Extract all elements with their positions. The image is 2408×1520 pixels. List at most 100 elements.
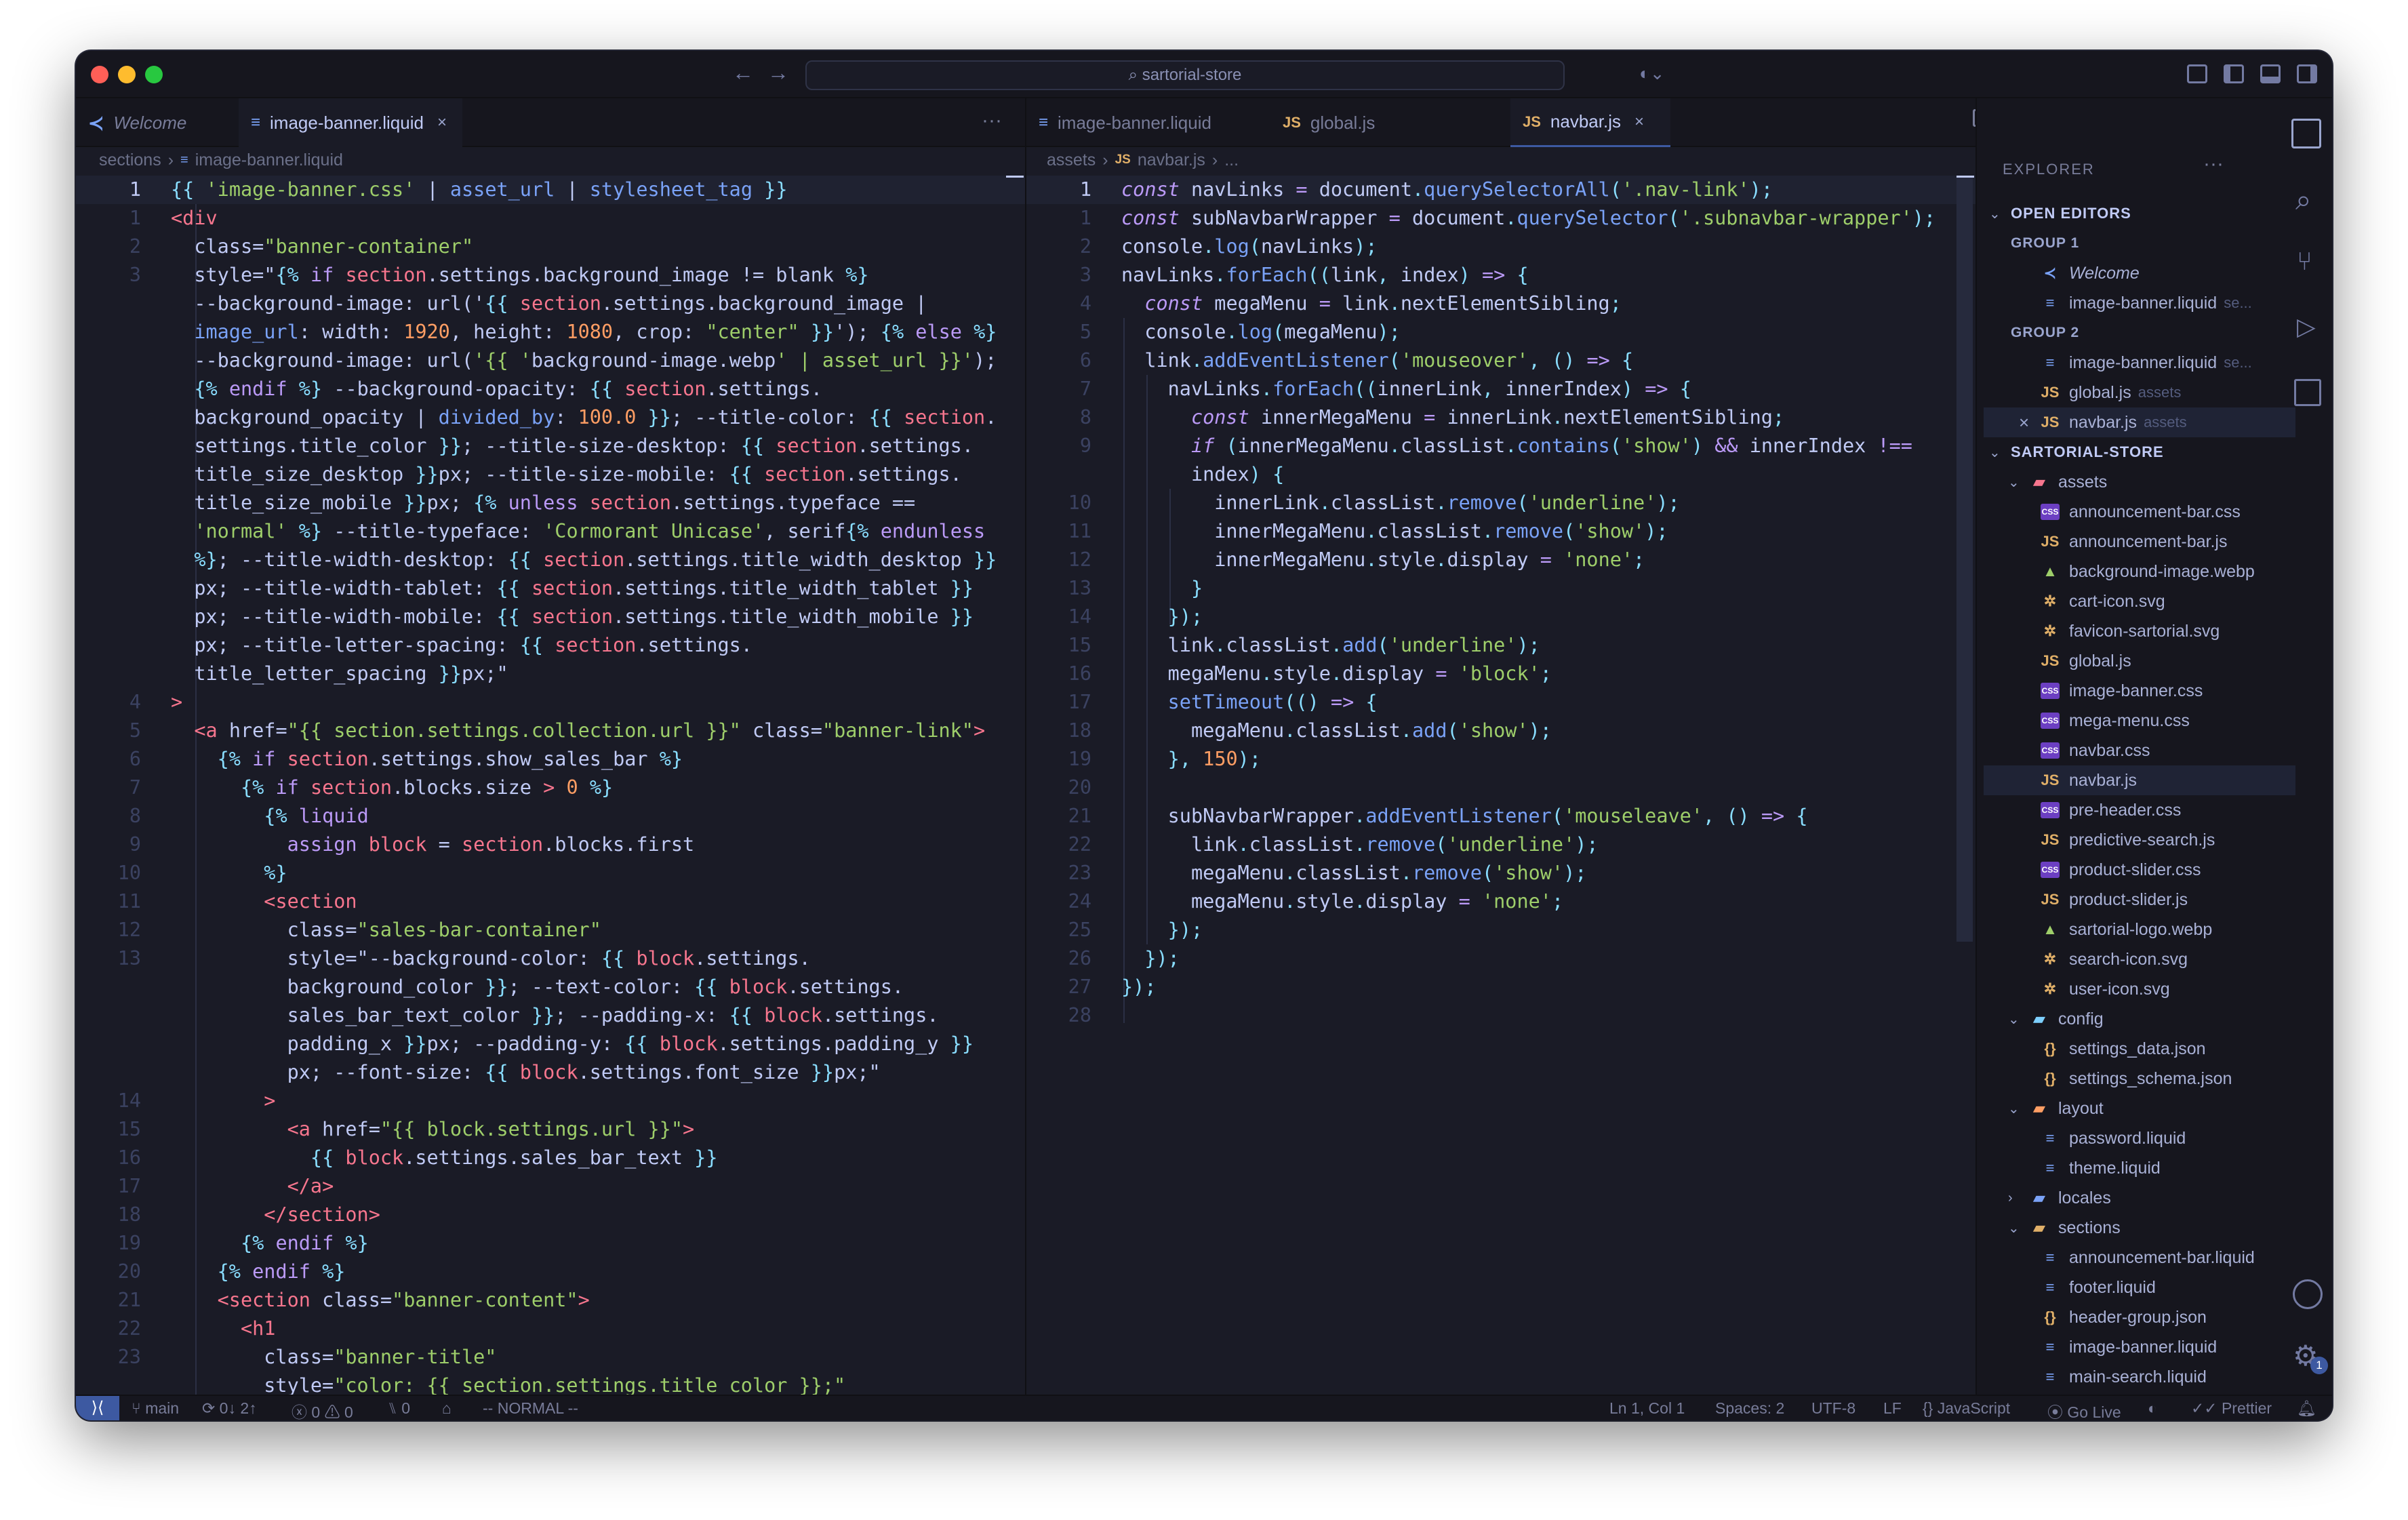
code-line[interactable]: sales_bar_text_color }}; --padding-x: {{… — [76, 1001, 1025, 1030]
code-line[interactable]: 19 {% endif %} — [76, 1229, 1025, 1258]
code-line[interactable]: 16 {{ block.settings.sales_bar_text }} — [76, 1144, 1025, 1172]
copilot-status-icon[interactable]: ◐ — [2148, 1399, 2157, 1418]
code-line[interactable]: padding_x }}px; --padding-y: {{ block.se… — [76, 1030, 1025, 1058]
cursor-position[interactable]: Ln 1, Col 1 — [1609, 1399, 1685, 1418]
code-line[interactable]: 20 — [1026, 774, 1975, 802]
file-item[interactable]: ✲ favicon-sartorial.svg — [1984, 616, 2295, 646]
breadcrumb-file[interactable]: image-banner.liquid — [195, 151, 343, 170]
code-line[interactable]: %}; --title-width-desktop: {{ section.se… — [76, 546, 1025, 574]
file-item[interactable]: ≡ announcement-bar.liquid — [1984, 1243, 2295, 1273]
code-line[interactable]: 2 console.log(navLinks); — [1026, 233, 1975, 261]
left-code-editor[interactable]: 1 {{ 'image-banner.css' | asset_url | sty… — [76, 176, 1025, 1400]
code-line[interactable]: 25 }); — [1026, 916, 1975, 944]
file-item[interactable]: CSS pre-header.css — [1984, 795, 2295, 825]
extensions-icon[interactable] — [2294, 379, 2321, 406]
file-item[interactable]: CSS announcement-bar.css — [1984, 497, 2295, 527]
code-line[interactable]: px; --title-width-tablet: {{ section.set… — [76, 574, 1025, 603]
bell-icon[interactable]: 🔔︎ — [2297, 1399, 2316, 1418]
file-item[interactable]: ≡ image-banner.liquid — [1984, 1332, 2295, 1362]
code-line[interactable]: 3 navLinks.forEach((link, index) => { — [1026, 261, 1975, 289]
folder-assets[interactable]: ⌄ ▰ assets — [1984, 467, 2295, 497]
editor-group-divider[interactable] — [1025, 98, 1026, 1420]
accounts-icon[interactable] — [2293, 1279, 2323, 1309]
close-tab-icon[interactable]: × — [437, 113, 447, 132]
language-mode[interactable]: {} JavaScript — [1923, 1399, 2010, 1418]
code-line[interactable]: 18 </section> — [76, 1201, 1025, 1229]
code-line[interactable]: 14 }); — [1026, 603, 1975, 631]
tab-welcome[interactable]: ≺ Welcome — [76, 98, 237, 147]
code-line[interactable]: 6 link.addEventListener('mouseover', () … — [1026, 346, 1975, 375]
code-line[interactable]: 4 const megaMenu = link.nextElementSibli… — [1026, 289, 1975, 318]
indentation[interactable]: Spaces: 2 — [1715, 1399, 1784, 1418]
open-editors-header[interactable]: ⌄ OPEN EDITORS — [1984, 199, 2295, 228]
file-item[interactable]: ✲ user-icon.svg — [1984, 974, 2295, 1004]
branch-indicator[interactable]: ⑂ main — [132, 1399, 179, 1418]
code-line[interactable]: 8 {% liquid — [76, 802, 1025, 831]
code-line[interactable]: background_opacity | divided_by: 100.0 }… — [76, 403, 1025, 432]
ports-indicator[interactable]: ⑊ 0 — [388, 1399, 410, 1418]
code-line[interactable]: 1 <div — [76, 204, 1025, 233]
open-editor-item[interactable]: JS global.js assets — [1984, 378, 2295, 407]
zoom-window-button[interactable] — [145, 66, 163, 83]
file-item[interactable]: CSS image-banner.css — [1984, 676, 2295, 706]
prettier-button[interactable]: ✓✓ Prettier — [2191, 1399, 2272, 1418]
file-item[interactable]: ▲ sartorial-logo.webp — [1984, 915, 2295, 944]
tab-global-js[interactable]: JS global.js — [1270, 98, 1433, 147]
file-item[interactable]: ✲ search-icon.svg — [1984, 944, 2295, 974]
file-item[interactable]: JS global.js — [1984, 646, 2295, 676]
forward-arrow-icon[interactable]: → — [767, 60, 789, 85]
run-debug-icon[interactable]: ▷ — [2297, 313, 2316, 341]
code-line[interactable]: 15 <a href="{{ block.settings.url }}"> — [76, 1115, 1025, 1144]
code-line[interactable]: 21 subNavbarWrapper.addEventListener('mo… — [1026, 802, 1975, 831]
code-line[interactable]: 23 megaMenu.classList.remove('show'); — [1026, 859, 1975, 887]
sync-indicator[interactable]: ⟳ 0↓ 2↑ — [202, 1399, 257, 1418]
open-editor-item[interactable]: JS navbar.js assets × — [1984, 407, 2295, 437]
right-code-editor[interactable]: 1 const navLinks = document.querySelector… — [1026, 176, 1975, 1030]
file-item[interactable]: ▲ background-image.webp — [1984, 557, 2295, 586]
code-line[interactable]: 13 } — [1026, 574, 1975, 603]
folder-config[interactable]: ⌄ ▰ config — [1984, 1004, 2295, 1034]
source-control-icon[interactable]: ⑂ — [2297, 247, 2312, 277]
encoding[interactable]: UTF-8 — [1811, 1399, 1855, 1418]
code-line[interactable]: 26 }); — [1026, 944, 1975, 973]
code-line[interactable]: settings.title_color }}; --title-size-de… — [76, 432, 1025, 460]
tab-image-banner-liquid[interactable]: ≡ image-banner.liquid × — [239, 98, 462, 147]
vertical-scrollbar[interactable] — [1956, 176, 1973, 942]
code-line[interactable]: image_url: width: 1920, height: 1080, cr… — [76, 318, 1025, 346]
search-icon[interactable]: ⌕ — [2295, 184, 2312, 217]
code-line[interactable]: 28 — [1026, 1001, 1975, 1030]
file-item[interactable]: {} settings_schema.json — [1984, 1064, 2295, 1094]
code-line[interactable]: 8 const innerMegaMenu = innerLink.nextEl… — [1026, 403, 1975, 432]
code-line[interactable]: 17 setTimeout(() => { — [1026, 688, 1975, 717]
folder-locales[interactable]: › ▰ locales — [1984, 1183, 2295, 1213]
file-item[interactable]: CSS navbar.css — [1984, 736, 2295, 765]
file-item[interactable]: JS product-slider.js — [1984, 885, 2295, 915]
remote-indicator[interactable]: ⟩⟨ — [76, 1396, 119, 1420]
toggle-panel-icon[interactable] — [2260, 64, 2281, 83]
code-line[interactable]: 6 {% if section.settings.show_sales_bar … — [76, 745, 1025, 774]
code-line[interactable]: px; --title-letter-spacing: {{ section.s… — [76, 631, 1025, 660]
folder-sections[interactable]: ⌄ ▰ sections — [1984, 1213, 2295, 1243]
close-window-button[interactable] — [91, 66, 108, 83]
code-line[interactable]: --background-image: url('{{ section.sett… — [76, 289, 1025, 318]
open-editor-item[interactable]: ≡ image-banner.liquid se... — [1984, 348, 2295, 378]
code-line[interactable]: 15 link.classList.add('underline'); — [1026, 631, 1975, 660]
file-item[interactable]: CSS mega-menu.css — [1984, 706, 2295, 736]
code-line[interactable]: 21 <section class="banner-content"> — [76, 1286, 1025, 1315]
go-live-button[interactable]: ⦿ Go Live — [2047, 1399, 2121, 1420]
close-editor-icon[interactable]: × — [2019, 412, 2029, 433]
code-line[interactable]: 23 class="banner-title" — [76, 1343, 1025, 1372]
code-line[interactable]: 9 if (innerMegaMenu.classList.contains('… — [1026, 432, 1975, 460]
code-line[interactable]: 12 class="sales-bar-container" — [76, 916, 1025, 944]
code-line[interactable]: 19 }, 150); — [1026, 745, 1975, 774]
code-line[interactable]: 12 innerMegaMenu.style.display = 'none'; — [1026, 546, 1975, 574]
file-item[interactable]: {} header-group.json — [1984, 1302, 2295, 1332]
file-item[interactable]: ✲ cart-icon.svg — [1984, 586, 2295, 616]
file-item[interactable]: JS predictive-search.js — [1984, 825, 2295, 855]
code-line[interactable]: 1 const subNavbarWrapper = document.query… — [1026, 204, 1975, 233]
code-line[interactable]: 2 class="banner-container" — [76, 233, 1025, 261]
code-line[interactable]: 14 > — [76, 1087, 1025, 1115]
code-line[interactable]: 7 navLinks.forEach((innerLink, innerInde… — [1026, 375, 1975, 403]
copilot-icon[interactable]: ◐⌄ — [1639, 63, 1665, 84]
code-line[interactable]: 1 {{ 'image-banner.css' | asset_url | sty… — [76, 176, 1025, 204]
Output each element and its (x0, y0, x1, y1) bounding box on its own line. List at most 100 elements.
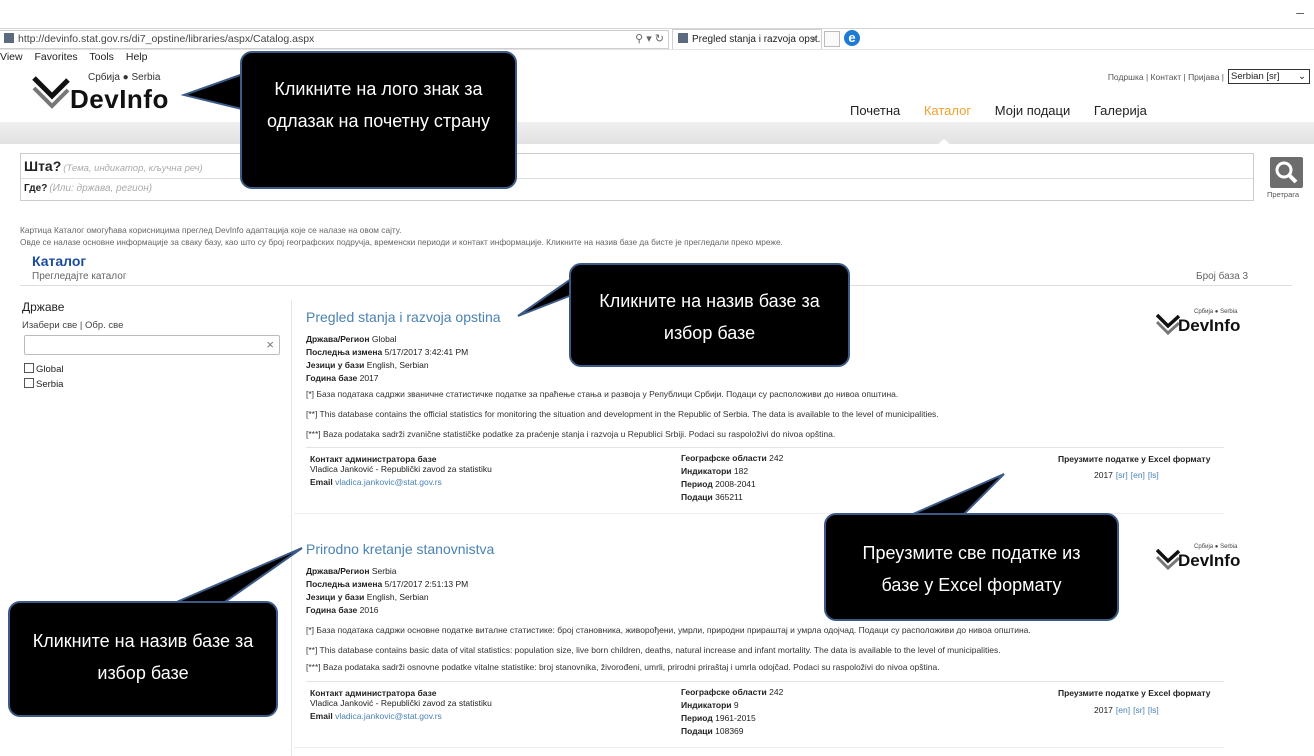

* YOUR TASK:
Rename every "file-item" to "file-entry" in the lines between the one holding "1001, 1025, 1030]" and the one holding "file-item[interactable]: CSS announcement-bar.css", inclusive. Return only those lines, with nothing else changed.

* WORKED SOLUTION:
code-line[interactable]: sales_bar_text_color }}; --padding-x: {{… — [76, 1001, 1025, 1030]
code-line[interactable]: 19 {% endif %} — [76, 1229, 1025, 1258]
code-line[interactable]: 16 {{ block.settings.sales_bar_text }} — [76, 1144, 1025, 1172]
copilot-status-icon[interactable]: ◐ — [2148, 1399, 2157, 1418]
code-line[interactable]: padding_x }}px; --padding-y: {{ block.se… — [76, 1030, 1025, 1058]
cursor-position[interactable]: Ln 1, Col 1 — [1609, 1399, 1685, 1418]
code-line[interactable]: 20 — [1026, 774, 1975, 802]
file-entry[interactable]: ✲ favicon-sartorial.svg — [1984, 616, 2295, 646]
breadcrumb-file[interactable]: image-banner.liquid — [195, 151, 343, 170]
code-line[interactable]: %}; --title-width-desktop: {{ section.se… — [76, 546, 1025, 574]
file-entry[interactable]: ≡ announcement-bar.liquid — [1984, 1243, 2295, 1273]
code-line[interactable]: 2 console.log(navLinks); — [1026, 233, 1975, 261]
left-code-editor[interactable]: 1 {{ 'image-banner.css' | asset_url | sty… — [76, 176, 1025, 1400]
code-line[interactable]: 25 }); — [1026, 916, 1975, 944]
file-entry[interactable]: CSS pre-header.css — [1984, 795, 2295, 825]
extensions-icon[interactable] — [2294, 379, 2321, 406]
file-entry[interactable]: CSS announcement-bar.css — [1984, 497, 2295, 527]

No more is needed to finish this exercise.